> TASK REQUIREMENTS: Output every line below without omitting or altering anything.

--- Start of EXERCISE DATA ---

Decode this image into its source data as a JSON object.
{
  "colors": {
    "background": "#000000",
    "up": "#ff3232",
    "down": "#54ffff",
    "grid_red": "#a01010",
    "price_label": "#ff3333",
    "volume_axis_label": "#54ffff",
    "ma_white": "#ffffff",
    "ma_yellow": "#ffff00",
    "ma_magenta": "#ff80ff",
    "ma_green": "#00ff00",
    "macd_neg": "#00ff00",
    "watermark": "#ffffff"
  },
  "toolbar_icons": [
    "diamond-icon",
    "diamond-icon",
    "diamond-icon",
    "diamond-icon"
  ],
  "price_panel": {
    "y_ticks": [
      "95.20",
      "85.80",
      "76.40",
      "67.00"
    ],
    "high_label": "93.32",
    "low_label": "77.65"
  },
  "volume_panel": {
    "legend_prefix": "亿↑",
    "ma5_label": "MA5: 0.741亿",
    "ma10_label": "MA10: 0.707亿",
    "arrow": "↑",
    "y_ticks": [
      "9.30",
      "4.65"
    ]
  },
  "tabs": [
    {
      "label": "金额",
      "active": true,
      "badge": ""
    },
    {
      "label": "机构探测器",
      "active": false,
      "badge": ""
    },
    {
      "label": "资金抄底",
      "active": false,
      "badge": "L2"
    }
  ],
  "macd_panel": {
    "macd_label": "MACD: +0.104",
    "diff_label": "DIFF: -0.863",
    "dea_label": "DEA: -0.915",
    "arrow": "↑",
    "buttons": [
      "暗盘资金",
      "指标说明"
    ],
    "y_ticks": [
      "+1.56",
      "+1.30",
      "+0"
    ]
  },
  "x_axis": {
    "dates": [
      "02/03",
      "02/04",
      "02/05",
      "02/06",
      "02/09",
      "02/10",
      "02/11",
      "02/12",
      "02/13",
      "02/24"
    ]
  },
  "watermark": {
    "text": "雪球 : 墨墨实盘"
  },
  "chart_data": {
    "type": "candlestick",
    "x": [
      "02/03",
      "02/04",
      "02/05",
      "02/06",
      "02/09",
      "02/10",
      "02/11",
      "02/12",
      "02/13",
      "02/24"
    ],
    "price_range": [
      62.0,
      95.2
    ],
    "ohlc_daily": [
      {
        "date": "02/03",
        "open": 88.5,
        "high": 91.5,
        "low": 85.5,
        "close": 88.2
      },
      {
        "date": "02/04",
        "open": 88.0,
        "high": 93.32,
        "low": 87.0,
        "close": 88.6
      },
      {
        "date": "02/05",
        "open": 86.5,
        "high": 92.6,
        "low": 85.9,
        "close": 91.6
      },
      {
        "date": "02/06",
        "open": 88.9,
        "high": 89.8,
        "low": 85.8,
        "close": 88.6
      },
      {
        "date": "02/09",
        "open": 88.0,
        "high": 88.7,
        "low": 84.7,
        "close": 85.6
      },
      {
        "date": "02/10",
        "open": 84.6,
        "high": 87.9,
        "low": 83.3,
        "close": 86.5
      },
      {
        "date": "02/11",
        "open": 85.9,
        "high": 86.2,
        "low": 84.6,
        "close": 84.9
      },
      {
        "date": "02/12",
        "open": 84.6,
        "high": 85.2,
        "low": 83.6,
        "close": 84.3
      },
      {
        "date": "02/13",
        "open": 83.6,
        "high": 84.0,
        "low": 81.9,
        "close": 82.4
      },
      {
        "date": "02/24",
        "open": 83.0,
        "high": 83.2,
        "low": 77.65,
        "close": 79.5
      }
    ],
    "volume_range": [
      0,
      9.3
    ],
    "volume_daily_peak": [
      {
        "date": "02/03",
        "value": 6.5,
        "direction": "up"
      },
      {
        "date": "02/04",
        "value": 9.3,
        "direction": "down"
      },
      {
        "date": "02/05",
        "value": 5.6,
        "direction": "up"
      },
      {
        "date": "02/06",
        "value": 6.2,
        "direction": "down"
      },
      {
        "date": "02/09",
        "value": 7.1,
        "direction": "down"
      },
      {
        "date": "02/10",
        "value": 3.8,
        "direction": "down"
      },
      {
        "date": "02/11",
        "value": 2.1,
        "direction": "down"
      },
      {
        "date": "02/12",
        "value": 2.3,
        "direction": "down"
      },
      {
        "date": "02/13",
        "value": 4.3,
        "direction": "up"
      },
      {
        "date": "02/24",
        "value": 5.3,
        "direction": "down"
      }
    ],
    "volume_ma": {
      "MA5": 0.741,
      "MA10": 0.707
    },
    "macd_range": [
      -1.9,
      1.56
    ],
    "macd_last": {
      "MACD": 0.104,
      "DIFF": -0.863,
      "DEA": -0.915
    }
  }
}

--- End of EXERCISE DATA ---

> OUTPUT OF THE EXERCISE:
Decode this image into its source data as a JSON object.
{
  "colors": {
    "background": "#000000",
    "up": "#ff3232",
    "down": "#54ffff",
    "grid_red": "#a01010",
    "price_label": "#ff3333",
    "volume_axis_label": "#54ffff",
    "ma_white": "#ffffff",
    "ma_yellow": "#ffff00",
    "ma_magenta": "#ff80ff",
    "ma_green": "#00ff00",
    "macd_neg": "#00ff00",
    "watermark": "#ffffff"
  },
  "toolbar_icons": [
    "diamond-icon",
    "diamond-icon",
    "diamond-icon",
    "diamond-icon"
  ],
  "price_panel": {
    "y_ticks": [
      "95.20",
      "85.80",
      "76.40",
      "67.00"
    ],
    "high_label": "93.32",
    "low_label": "77.65"
  },
  "volume_panel": {
    "legend_prefix": "亿↑",
    "ma5_label": "MA5: 0.741亿",
    "ma10_label": "MA10: 0.707亿",
    "arrow": "↑",
    "y_ticks": [
      "9.30",
      "4.65"
    ]
  },
  "tabs": [
    {
      "label": "金额",
      "active": true,
      "badge": ""
    },
    {
      "label": "机构探测器",
      "active": false,
      "badge": ""
    },
    {
      "label": "资金抄底",
      "active": false,
      "badge": "L2"
    }
  ],
  "macd_panel": {
    "macd_label": "MACD: +0.104",
    "diff_label": "DIFF: -0.863",
    "dea_label": "DEA: -0.915",
    "arrow": "↑",
    "buttons": [
      "暗盘资金",
      "指标说明"
    ],
    "y_ticks": [
      "+1.56",
      "+1.30",
      "+0"
    ]
  },
  "x_axis": {
    "dates": [
      "02/03",
      "02/04",
      "02/05",
      "02/06",
      "02/09",
      "02/10",
      "02/11",
      "02/12",
      "02/13",
      "02/24"
    ]
  },
  "watermark": {
    "text": "雪球 : 墨墨实盘"
  },
  "chart_data": {
    "type": "candlestick",
    "x": [
      "02/03",
      "02/04",
      "02/05",
      "02/06",
      "02/09",
      "02/10",
      "02/11",
      "02/12",
      "02/13",
      "02/24"
    ],
    "price_range": [
      62.0,
      95.2
    ],
    "ohlc_daily": [
      {
        "date": "02/03",
        "open": 88.5,
        "high": 91.5,
        "low": 85.5,
        "close": 88.2
      },
      {
        "date": "02/04",
        "open": 88.0,
        "high": 93.32,
        "low": 87.0,
        "close": 88.6
      },
      {
        "date": "02/05",
        "open": 86.5,
        "high": 92.6,
        "low": 85.9,
        "close": 91.6
      },
      {
        "date": "02/06",
        "open": 88.9,
        "high": 89.8,
        "low": 85.8,
        "close": 88.6
      },
      {
        "date": "02/09",
        "open": 88.0,
        "high": 88.7,
        "low": 84.7,
        "close": 85.6
      },
      {
        "date": "02/10",
        "open": 84.6,
        "high": 87.9,
        "low": 83.3,
        "close": 86.5
      },
      {
        "date": "02/11",
        "open": 85.9,
        "high": 86.2,
        "low": 84.6,
        "close": 84.9
      },
      {
        "date": "02/12",
        "open": 84.6,
        "high": 85.2,
        "low": 83.6,
        "close": 84.3
      },
      {
        "date": "02/13",
        "open": 83.6,
        "high": 84.0,
        "low": 81.9,
        "close": 82.4
      },
      {
        "date": "02/24",
        "open": 83.0,
        "high": 83.2,
        "low": 77.65,
        "close": 79.5
      }
    ],
    "volume_range": [
      0,
      9.3
    ],
    "volume_daily_peak": [
      {
        "date": "02/03",
        "value": 6.5,
        "direction": "up"
      },
      {
        "date": "02/04",
        "value": 9.3,
        "direction": "down"
      },
      {
        "date": "02/05",
        "value": 5.6,
        "direction": "up"
      },
      {
        "date": "02/06",
        "value": 6.2,
        "direction": "down"
      },
      {
        "date": "02/09",
        "value": 7.1,
        "direction": "down"
      },
      {
        "date": "02/10",
        "value": 3.8,
        "direction": "down"
      },
      {
        "date": "02/11",
        "value": 2.1,
        "direction": "down"
      },
      {
        "date": "02/12",
        "value": 2.3,
        "direction": "down"
      },
      {
        "date": "02/13",
        "value": 4.3,
        "direction": "up"
      },
      {
        "date": "02/24",
        "value": 5.3,
        "direction": "down"
      }
    ],
    "volume_ma": {
      "MA5": 0.741,
      "MA10": 0.707
    },
    "macd_range": [
      -1.9,
      1.56
    ],
    "macd_last": {
      "MACD": 0.104,
      "DIFF": -0.863,
      "DEA": -0.915
    }
  }
}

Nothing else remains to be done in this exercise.